— BEGIN AVAILABLE RECORDS —

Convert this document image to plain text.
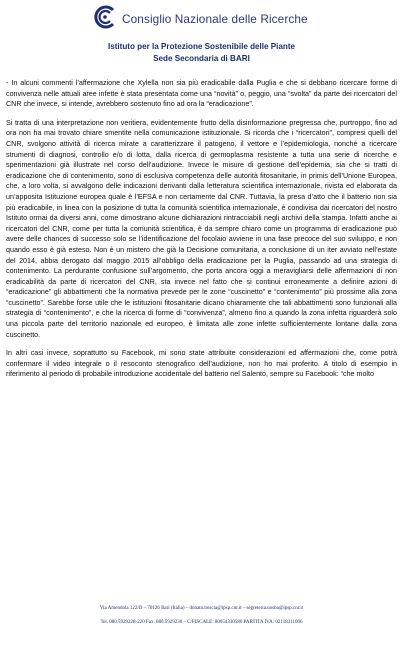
Consiglio Nazionale delle Ricerche
Istituto per la Protezione Sostenibile delle Piante
Sede Secondaria di BARI

- In alcuni commenti l’affermazione che Xylella non sia più eradicabile dalla Puglia e che si debbano ricercare forme di convivenza nelle attuali aree infette è stata presentata come una “novità” o, peggio, una “svolta” da parte dei ricercatori del CNR che invece, si intende, avrebbero sostenuto fino ad ora la “eradicazione”.

Si tratta di una interpretazione non veritiera, evidentemente frutto della disinformazione pregressa che, purtroppo, fino ad ora non ha mai trovato chiare smentite nella comunicazione istituzionale. Si ricorda che i “ricercatori”, compresi quelli del CNR, svolgono attività di ricerca mirate a caratterizzare il patogeno, il vettore e l’epidemiologia, nonché a ricercare strumenti di diagnosi, controllo e/o di lotta, dalla ricerca di germoplasma resistente a tutta una serie di ricerche e sperimentazioni già illustrate nel corso dell’audizione. Invece le misure di gestione dell’epidemia, sia che si tratti di eradicazione che di contenimento, sono di esclusiva competenza delle autorità fitosanitarie, in primis dell’Unione Europea, che, a loro volta, si avvalgono delle indicazioni derivanti dalla letteratura scientifica internazionale, rivista ed elaborata da un’apposita Istituzione europea quale è l’EFSA e non certamente dal CNR. Tuttavia, la presa d’atto che il batterio non sia più eradicabile, in linea con la posizione di tutta la comunità scientifica internazionale, è condivisa dai ricercatori del nostro Istituto ormai da diversi anni, come dimostrano alcune dichiarazioni rintracciabili negli archivi della stampa. Infatti anche ai ricercatori del CNR, come per tutta la comunità scientifica, è da sempre chiaro come un programma di eradicazione può avere delle chances di successo solo se l’identificazione del focolaio avviene in una fase precoce del suo sviluppo, e non quando esso è già esteso. Non è un mistero che già la Decisione comunitaria, a conclusione di un iter avviato nell’estate del 2014, abbia derogato dal maggio 2015 all’obbligo della eradicazione per la Puglia, passando ad una strategia di contenimento. La perdurante confusione sull’argomento, che porta ancora oggi a meravigliarsi delle affermazioni di non eradicabilità da parte di ricercatori del CNR, sta invece nel fatto che si continui erroneamente a definire azioni di “eradicazione” gli abbattimenti che la normativa prevede per le zone “cuscinetto” e “contenimento” più prossime alla zona “cuscinetto”. Sarebbe forse utile che le istituzioni fitosanitarie dicano chiaramente che tali abbattimenti sono funzionali alla strategia di “contenimento”, e che la ricerca di forme di “convivenza”, almeno fino a quando la zona infetta riguarderà solo una piccola parte del territorio nazionale ed europeo, è limitata alle zone infette sufficientemente lontane dalla zona cuscinetto.

In altri casi invece, soprattutto su Facebook, mi sono state attribuite considerazioni ed affermazioni che, come potrà confermare il video integrale o il resoconto stenografico dell’audizione, non ho mai proferito. A titolo di esempio in riferimento al periodo di probabile introduzione accidentale del batterio nel Salento, sempre su Facebook: “che molto

Via Amendola 122/D – 70126 Bari (Italia) – donato.boscia@ipsp.cnr.it – segreteria.uosba@ipsp.cnr.it
Tel. 080.5929228-220 Fax. 080.5929230 – C/FISCALE: 80054330586 PARTITA IVA: 02118311006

— END AVAILABLE RECORDS —

▶ [STATED GOAL]
Reproduce every record above exactly, omitting the pictures.

▶ [ANSWER TO THIS PROBLEM]
Convert this document image to plain text.
Consiglio Nazionale delle Ricerche
Istituto per la Protezione Sostenibile delle Piante
Sede Secondaria di BARI

- In alcuni commenti l’affermazione che Xylella non sia più eradicabile dalla Puglia e che si debbano ricercare forme di convivenza nelle attuali aree infette è stata presentata come una “novità” o, peggio, una “svolta” da parte dei ricercatori del CNR che invece, si intende, avrebbero sostenuto fino ad ora la “eradicazione”.

Si tratta di una interpretazione non veritiera, evidentemente frutto della disinformazione pregressa che, purtroppo, fino ad ora non ha mai trovato chiare smentite nella comunicazione istituzionale. Si ricorda che i “ricercatori”, compresi quelli del CNR, svolgono attività di ricerca mirate a caratterizzare il patogeno, il vettore e l’epidemiologia, nonché a ricercare strumenti di diagnosi, controllo e/o di lotta, dalla ricerca di germoplasma resistente a tutta una serie di ricerche e sperimentazioni già illustrate nel corso dell’audizione. Invece le misure di gestione dell’epidemia, sia che si tratti di eradicazione che di contenimento, sono di esclusiva competenza delle autorità fitosanitarie, in primis dell’Unione Europea, che, a loro volta, si avvalgono delle indicazioni derivanti dalla letteratura scientifica internazionale, rivista ed elaborata da un’apposita Istituzione europea quale è l’EFSA e non certamente dal CNR. Tuttavia, la presa d’atto che il batterio non sia più eradicabile, in linea con la posizione di tutta la comunità scientifica internazionale, è condivisa dai ricercatori del nostro Istituto ormai da diversi anni, come dimostrano alcune dichiarazioni rintracciabili negli archivi della stampa. Infatti anche ai ricercatori del CNR, come per tutta la comunità scientifica, è da sempre chiaro come un programma di eradicazione può avere delle chances di successo solo se l’identificazione del focolaio avviene in una fase precoce del suo sviluppo, e non quando esso è già esteso. Non è un mistero che già la Decisione comunitaria, a conclusione di un iter avviato nell’estate del 2014, abbia derogato dal maggio 2015 all’obbligo della eradicazione per la Puglia, passando ad una strategia di contenimento. La perdurante confusione sull’argomento, che porta ancora oggi a meravigliarsi delle affermazioni di non eradicabilità da parte di ricercatori del CNR, sta invece nel fatto che si continui erroneamente a definire azioni di “eradicazione” gli abbattimenti che la normativa prevede per le zone “cuscinetto” e “contenimento” più prossime alla zona “cuscinetto”. Sarebbe forse utile che le istituzioni fitosanitarie dicano chiaramente che tali abbattimenti sono funzionali alla strategia di “contenimento”, e che la ricerca di forme di “convivenza”, almeno fino a quando la zona infetta riguarderà solo una piccola parte del territorio nazionale ed europeo, è limitata alle zone infette sufficientemente lontane dalla zona cuscinetto.

In altri casi invece, soprattutto su Facebook, mi sono state attribuite considerazioni ed affermazioni che, come potrà confermare il video integrale o il resoconto stenografico dell’audizione, non ho mai proferito. A titolo di esempio in riferimento al periodo di probabile introduzione accidentale del batterio nel Salento, sempre su Facebook: “che molto

Via Amendola 122/D – 70126 Bari (Italia) – donato.boscia@ipsp.cnr.it – segreteria.uosba@ipsp.cnr.it
Tel. 080.5929228-220 Fax. 080.5929230 – C/FISCALE: 80054330586 PARTITA IVA: 02118311006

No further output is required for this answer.